START Task material
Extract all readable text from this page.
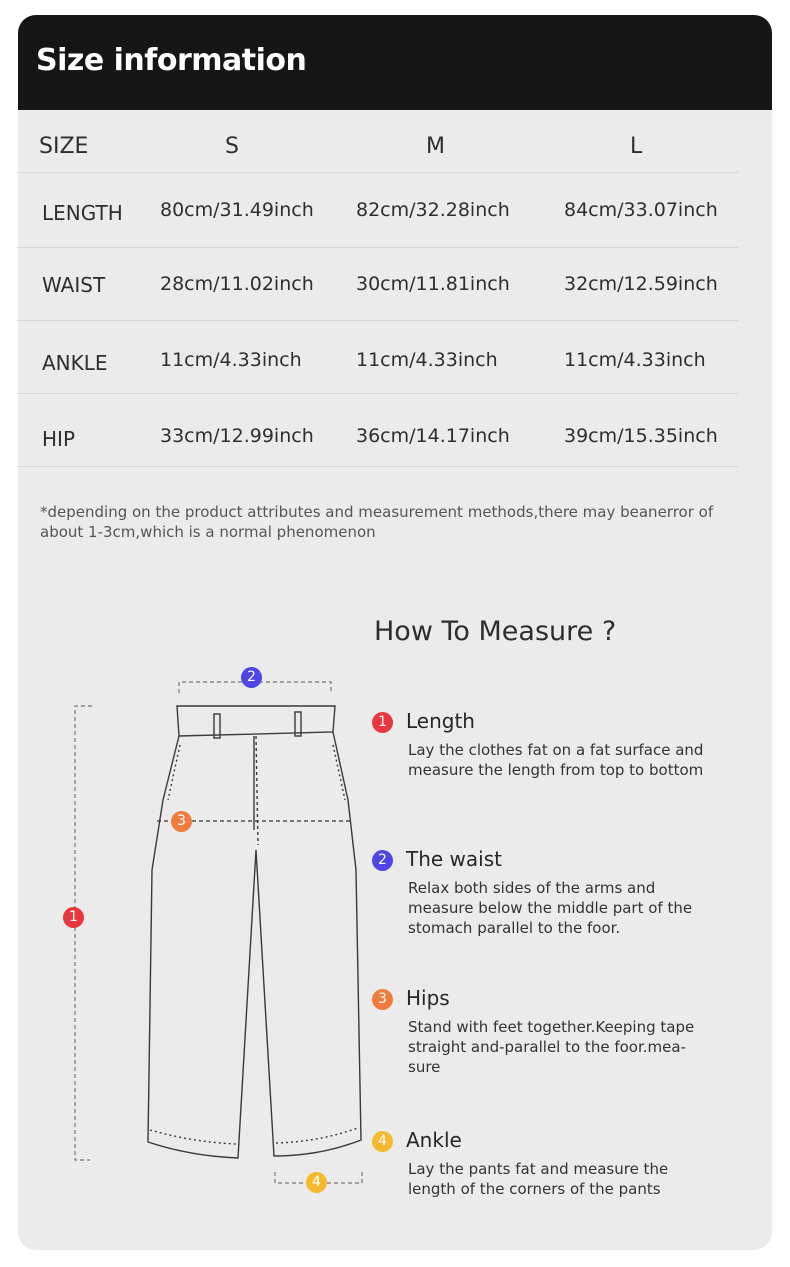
Size information
SIZE	S	M	L
LENGTH 80cm/31.49inch 82cm/32.28inch	84cm/33.07inch
WAIST	28cm/11.02inch 30cm/11.81inch	32cm/12.59inch
ANKLE	11cm/4.33inch	11cm/4.33inch	11cm/4.33inch
HIP	33cm/12.99inch 36cm/14.17inch	39cm/15.35inch
*depending on the product attributes and measurement methods,there may beanerror of about 1-3cm,which is a normal phenomenon
2
1
3
4
How To Measure ?
1 Length
Lay the clothes fat on a fat surface and measure the length from top to bottom
2 The waist
Relax both sides of the arms and measure below the middle part of the stomach parallel to the foor.
3 Hips
Stand with feet together.Keeping tape straight and-parallel to the foor.mea-sure
4 Ankle
Lay the pants fat and measure the length of the corners of the pants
END Task material
* _Work instructions_
Reproduce the data verbatim. Do not carry any picture into the copy.

* _Task solution_
Extract all readable text from this page.
Size information
SIZE	S	M	L
LENGTH 80cm/31.49inch 82cm/32.28inch	84cm/33.07inch
WAIST	28cm/11.02inch 30cm/11.81inch	32cm/12.59inch
ANKLE	11cm/4.33inch	11cm/4.33inch	11cm/4.33inch
HIP	33cm/12.99inch 36cm/14.17inch	39cm/15.35inch
*depending on the product attributes and measurement methods,there may beanerror of about 1-3cm,which is a normal phenomenon
2
1
3
4
How To Measure ?
1 Length
Lay the clothes fat on a fat surface and measure the length from top to bottom
2 The waist
Relax both sides of the arms and measure below the middle part of the stomach parallel to the foor.
3 Hips
Stand with feet together.Keeping tape straight and-parallel to the foor.mea-sure
4 Ankle
Lay the pants fat and measure the length of the corners of the pants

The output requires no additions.